◆ INPUT RECORDS
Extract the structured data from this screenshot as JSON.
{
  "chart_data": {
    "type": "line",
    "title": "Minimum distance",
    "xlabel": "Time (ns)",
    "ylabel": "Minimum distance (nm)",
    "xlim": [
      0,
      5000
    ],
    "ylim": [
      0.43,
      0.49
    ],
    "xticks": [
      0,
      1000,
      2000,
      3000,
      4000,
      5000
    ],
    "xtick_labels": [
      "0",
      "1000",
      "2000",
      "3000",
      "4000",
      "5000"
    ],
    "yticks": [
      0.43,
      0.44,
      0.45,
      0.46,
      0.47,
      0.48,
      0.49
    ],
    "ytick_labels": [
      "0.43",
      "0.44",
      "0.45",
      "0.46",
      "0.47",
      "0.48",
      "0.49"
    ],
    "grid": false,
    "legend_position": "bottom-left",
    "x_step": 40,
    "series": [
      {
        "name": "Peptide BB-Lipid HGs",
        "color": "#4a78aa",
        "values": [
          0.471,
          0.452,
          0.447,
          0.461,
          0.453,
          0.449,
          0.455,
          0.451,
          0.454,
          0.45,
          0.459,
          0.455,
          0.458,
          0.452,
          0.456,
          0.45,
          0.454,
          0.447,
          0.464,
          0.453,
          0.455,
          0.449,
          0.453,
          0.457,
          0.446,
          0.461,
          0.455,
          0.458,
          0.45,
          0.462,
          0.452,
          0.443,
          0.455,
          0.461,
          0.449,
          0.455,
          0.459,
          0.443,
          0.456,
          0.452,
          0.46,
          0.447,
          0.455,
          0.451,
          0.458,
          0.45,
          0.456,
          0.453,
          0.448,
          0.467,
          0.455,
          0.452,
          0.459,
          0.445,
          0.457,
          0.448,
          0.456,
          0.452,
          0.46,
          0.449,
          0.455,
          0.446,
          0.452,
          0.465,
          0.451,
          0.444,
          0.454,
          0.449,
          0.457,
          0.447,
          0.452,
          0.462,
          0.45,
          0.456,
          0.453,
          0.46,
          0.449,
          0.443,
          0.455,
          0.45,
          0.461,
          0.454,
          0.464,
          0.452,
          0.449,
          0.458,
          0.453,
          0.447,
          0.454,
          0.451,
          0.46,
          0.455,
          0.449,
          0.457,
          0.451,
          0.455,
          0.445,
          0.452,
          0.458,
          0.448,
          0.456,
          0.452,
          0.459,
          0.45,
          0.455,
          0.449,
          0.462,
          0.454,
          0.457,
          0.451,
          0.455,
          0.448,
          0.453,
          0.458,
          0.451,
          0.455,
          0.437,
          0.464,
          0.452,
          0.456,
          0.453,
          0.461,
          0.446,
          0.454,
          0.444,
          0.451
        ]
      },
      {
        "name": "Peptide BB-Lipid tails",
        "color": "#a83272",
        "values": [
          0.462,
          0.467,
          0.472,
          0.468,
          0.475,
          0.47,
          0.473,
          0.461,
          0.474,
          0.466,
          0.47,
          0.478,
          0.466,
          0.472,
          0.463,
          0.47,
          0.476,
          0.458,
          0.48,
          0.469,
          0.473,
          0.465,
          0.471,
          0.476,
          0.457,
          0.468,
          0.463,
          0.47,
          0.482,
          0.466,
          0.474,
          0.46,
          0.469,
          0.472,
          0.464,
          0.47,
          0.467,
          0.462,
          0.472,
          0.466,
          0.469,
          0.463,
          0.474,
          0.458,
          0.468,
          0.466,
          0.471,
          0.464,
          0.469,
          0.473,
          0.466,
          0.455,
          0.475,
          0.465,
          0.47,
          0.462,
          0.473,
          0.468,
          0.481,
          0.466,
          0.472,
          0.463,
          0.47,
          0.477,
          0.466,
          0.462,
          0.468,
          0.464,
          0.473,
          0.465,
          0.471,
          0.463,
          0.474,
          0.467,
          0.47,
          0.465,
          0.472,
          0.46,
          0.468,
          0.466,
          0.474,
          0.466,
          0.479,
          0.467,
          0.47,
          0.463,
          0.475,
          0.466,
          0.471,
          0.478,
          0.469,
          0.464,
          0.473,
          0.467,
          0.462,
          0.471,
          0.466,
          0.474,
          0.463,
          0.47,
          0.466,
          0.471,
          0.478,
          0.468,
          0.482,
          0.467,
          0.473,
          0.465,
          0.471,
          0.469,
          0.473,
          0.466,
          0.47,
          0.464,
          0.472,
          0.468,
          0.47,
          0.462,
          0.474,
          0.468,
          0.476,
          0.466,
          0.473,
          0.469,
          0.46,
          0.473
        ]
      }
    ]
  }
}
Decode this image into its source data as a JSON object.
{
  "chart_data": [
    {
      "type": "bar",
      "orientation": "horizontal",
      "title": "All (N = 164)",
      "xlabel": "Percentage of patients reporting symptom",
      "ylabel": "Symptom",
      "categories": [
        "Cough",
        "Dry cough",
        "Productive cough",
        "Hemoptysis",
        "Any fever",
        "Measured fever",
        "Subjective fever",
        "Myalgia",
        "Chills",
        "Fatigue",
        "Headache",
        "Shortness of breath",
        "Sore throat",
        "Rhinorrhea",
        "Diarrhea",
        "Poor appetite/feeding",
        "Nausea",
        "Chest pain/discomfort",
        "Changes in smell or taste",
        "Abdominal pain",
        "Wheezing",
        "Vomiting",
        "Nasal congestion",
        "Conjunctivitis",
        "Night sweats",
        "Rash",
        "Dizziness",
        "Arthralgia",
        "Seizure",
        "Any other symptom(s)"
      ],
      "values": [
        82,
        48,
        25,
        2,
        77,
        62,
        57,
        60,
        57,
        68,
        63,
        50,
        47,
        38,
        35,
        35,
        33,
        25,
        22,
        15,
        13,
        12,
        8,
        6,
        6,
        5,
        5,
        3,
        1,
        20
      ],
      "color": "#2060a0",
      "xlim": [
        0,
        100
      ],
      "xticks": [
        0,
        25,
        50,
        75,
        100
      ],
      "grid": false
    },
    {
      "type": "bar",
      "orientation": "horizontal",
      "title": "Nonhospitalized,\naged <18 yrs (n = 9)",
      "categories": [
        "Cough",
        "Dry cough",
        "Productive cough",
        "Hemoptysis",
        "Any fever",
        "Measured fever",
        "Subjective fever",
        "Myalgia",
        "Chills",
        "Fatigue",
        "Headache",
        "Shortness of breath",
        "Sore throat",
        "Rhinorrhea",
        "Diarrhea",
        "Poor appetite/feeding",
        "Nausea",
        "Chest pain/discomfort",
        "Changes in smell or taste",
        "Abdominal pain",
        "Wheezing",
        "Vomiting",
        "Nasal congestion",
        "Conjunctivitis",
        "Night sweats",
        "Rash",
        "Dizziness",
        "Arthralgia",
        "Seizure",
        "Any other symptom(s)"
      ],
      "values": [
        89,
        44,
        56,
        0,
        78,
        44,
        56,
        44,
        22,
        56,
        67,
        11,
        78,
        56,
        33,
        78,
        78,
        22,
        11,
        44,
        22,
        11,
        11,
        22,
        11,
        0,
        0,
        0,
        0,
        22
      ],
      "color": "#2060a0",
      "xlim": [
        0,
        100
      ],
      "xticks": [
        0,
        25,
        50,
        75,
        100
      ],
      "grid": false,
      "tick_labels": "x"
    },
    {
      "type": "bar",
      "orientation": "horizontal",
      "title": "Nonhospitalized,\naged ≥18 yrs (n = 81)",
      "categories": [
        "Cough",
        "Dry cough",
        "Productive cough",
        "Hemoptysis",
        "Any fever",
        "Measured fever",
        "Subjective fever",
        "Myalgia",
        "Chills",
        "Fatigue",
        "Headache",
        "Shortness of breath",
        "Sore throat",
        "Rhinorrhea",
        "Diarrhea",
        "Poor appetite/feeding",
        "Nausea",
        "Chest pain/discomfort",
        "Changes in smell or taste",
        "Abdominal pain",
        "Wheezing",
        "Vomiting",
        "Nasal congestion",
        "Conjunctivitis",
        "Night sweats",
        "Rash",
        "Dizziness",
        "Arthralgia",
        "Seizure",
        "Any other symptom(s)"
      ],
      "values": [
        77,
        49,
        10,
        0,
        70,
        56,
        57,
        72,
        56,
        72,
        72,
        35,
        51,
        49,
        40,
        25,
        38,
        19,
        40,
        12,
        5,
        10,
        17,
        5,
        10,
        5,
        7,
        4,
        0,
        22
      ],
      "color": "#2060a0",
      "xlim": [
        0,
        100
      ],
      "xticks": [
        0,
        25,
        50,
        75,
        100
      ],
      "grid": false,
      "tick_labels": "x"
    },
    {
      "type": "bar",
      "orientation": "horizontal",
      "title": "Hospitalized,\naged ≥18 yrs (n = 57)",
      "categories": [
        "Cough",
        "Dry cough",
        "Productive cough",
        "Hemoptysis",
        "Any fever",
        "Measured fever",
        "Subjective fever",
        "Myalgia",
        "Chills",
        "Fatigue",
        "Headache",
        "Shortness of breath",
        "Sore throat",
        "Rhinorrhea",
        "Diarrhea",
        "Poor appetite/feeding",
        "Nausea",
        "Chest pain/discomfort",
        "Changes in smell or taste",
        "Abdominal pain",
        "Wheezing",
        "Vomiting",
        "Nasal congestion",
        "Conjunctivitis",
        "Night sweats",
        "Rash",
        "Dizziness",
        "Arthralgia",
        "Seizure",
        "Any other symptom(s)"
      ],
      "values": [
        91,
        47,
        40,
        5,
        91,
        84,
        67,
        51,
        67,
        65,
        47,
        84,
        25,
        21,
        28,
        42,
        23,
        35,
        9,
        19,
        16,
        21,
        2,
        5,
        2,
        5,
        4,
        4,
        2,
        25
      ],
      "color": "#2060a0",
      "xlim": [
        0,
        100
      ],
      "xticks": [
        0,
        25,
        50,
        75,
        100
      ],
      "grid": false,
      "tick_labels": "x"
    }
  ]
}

◆ EXERCISE INSTRUCTIONS
Exactly how many lines of the material contain the word "title"? Write the number alone.

◆ EXERCISE ANSWER
5